+++ MATERIAL
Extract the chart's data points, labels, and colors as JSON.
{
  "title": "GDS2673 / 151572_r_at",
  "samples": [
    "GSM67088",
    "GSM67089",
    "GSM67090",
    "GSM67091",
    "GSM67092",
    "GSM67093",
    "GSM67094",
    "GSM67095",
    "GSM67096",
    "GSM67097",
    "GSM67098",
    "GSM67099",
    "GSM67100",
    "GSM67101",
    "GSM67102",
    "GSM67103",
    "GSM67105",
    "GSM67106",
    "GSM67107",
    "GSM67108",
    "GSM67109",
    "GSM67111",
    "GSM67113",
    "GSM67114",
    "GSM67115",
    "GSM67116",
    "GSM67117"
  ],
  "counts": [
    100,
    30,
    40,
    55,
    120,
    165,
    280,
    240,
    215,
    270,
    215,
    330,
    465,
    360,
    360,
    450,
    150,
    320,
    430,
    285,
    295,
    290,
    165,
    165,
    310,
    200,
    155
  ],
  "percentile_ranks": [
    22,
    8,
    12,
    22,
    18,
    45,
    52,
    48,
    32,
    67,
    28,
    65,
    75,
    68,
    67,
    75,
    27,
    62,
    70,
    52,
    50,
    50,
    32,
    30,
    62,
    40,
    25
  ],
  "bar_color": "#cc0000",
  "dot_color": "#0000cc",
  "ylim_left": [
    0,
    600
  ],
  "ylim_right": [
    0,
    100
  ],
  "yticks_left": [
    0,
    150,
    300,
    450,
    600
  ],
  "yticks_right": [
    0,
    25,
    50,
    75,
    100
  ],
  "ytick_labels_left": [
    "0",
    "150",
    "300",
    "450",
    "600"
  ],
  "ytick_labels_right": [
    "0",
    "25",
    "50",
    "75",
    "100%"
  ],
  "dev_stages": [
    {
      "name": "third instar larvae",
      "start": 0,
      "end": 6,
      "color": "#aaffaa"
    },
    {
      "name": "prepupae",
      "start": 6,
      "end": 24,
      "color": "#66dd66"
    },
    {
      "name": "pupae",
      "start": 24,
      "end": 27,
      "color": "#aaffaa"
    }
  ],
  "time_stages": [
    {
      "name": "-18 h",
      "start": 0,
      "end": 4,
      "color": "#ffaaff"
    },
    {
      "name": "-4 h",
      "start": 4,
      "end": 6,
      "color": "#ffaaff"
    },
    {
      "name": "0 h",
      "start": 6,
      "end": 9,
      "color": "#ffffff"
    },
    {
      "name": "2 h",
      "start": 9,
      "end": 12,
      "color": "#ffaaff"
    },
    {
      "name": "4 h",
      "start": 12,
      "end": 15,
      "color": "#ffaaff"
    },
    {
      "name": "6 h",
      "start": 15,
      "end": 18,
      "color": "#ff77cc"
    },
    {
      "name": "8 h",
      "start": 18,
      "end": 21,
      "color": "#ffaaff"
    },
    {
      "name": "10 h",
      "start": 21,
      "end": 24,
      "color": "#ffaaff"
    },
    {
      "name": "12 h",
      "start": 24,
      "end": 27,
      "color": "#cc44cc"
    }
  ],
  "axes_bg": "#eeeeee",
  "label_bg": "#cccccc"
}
++++++
# WHAT YOU WILL DO
Copy out every line from the records that has the word "start".

# EXPECTED OUTPUT
      "start": 0,
      "start": 6,
      "start": 24,
      "start": 0,
      "start": 4,
      "start": 6,
      "start": 9,
      "start": 12,
      "start": 15,
      "start": 18,
      "start": 21,
      "start": 24,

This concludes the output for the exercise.